── Information shown

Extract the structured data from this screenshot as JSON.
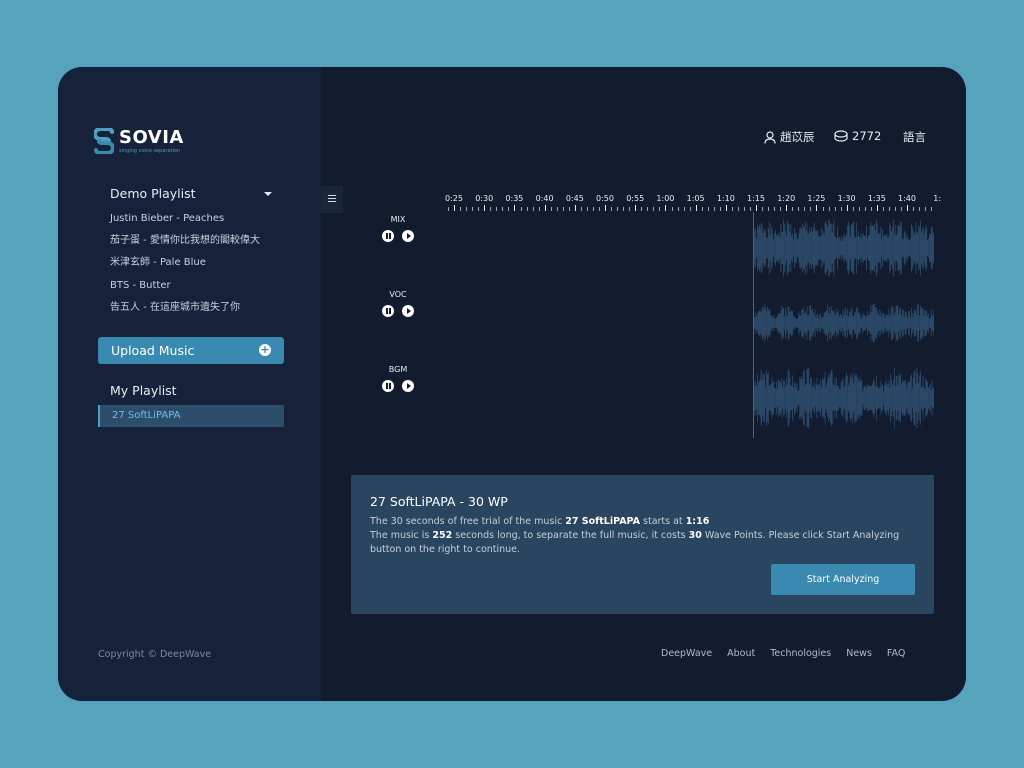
{
  "app": {
    "logo_name": "SOVIA",
    "logo_tagline": "singing voice separation"
  },
  "sidebar": {
    "demo_title": "Demo Playlist",
    "demo_items": [
      "Justin Bieber - Peaches",
      "茄子蛋 - 愛情你比我想的閣較偉大",
      "米津玄師 - Pale Blue",
      "BTS - Butter",
      "告五人 - 在這座城市遺失了你"
    ],
    "upload_label": "Upload Music",
    "my_title": "My Playlist",
    "my_items": [
      "27 SoftLiPAPA"
    ],
    "copyright": "Copyright © DeepWave"
  },
  "topnav": {
    "user_name": "趙苡辰",
    "points": "2772",
    "language": "語言"
  },
  "timeline": {
    "labels": [
      "0:25",
      "0:30",
      "0:35",
      "0:40",
      "0:45",
      "0:50",
      "0:55",
      "1:00",
      "1:05",
      "1:10",
      "1:15",
      "1:20",
      "1:25",
      "1:30",
      "1:35",
      "1:40",
      "1:"
    ]
  },
  "tracks": [
    {
      "label": "MIX"
    },
    {
      "label": "VOC"
    },
    {
      "label": "BGM"
    }
  ],
  "colors": {
    "accent": "#3a89b0",
    "waveform": "#2d4d6d",
    "playhead": "#c0392b"
  },
  "info": {
    "title": "27 SoftLiPAPA - 30 WP",
    "line1_pre": "The 30 seconds of free trial of the music ",
    "line1_track": "27 SoftLiPAPA",
    "line1_mid": " starts at ",
    "line1_time": "1:16",
    "line2_pre": "The music is ",
    "line2_seconds": "252",
    "line2_mid": " seconds long, to separate the full music, it costs ",
    "line2_points": "30",
    "line2_post": " Wave Points. Please click Start Analyzing button on the right to continue.",
    "button_label": "Start Analyzing"
  },
  "footer": {
    "links": [
      "DeepWave",
      "About",
      "Technologies",
      "News",
      "FAQ"
    ]
  }
}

────

Aim: Write only the number of lines that include "DeepWave".

The result: 2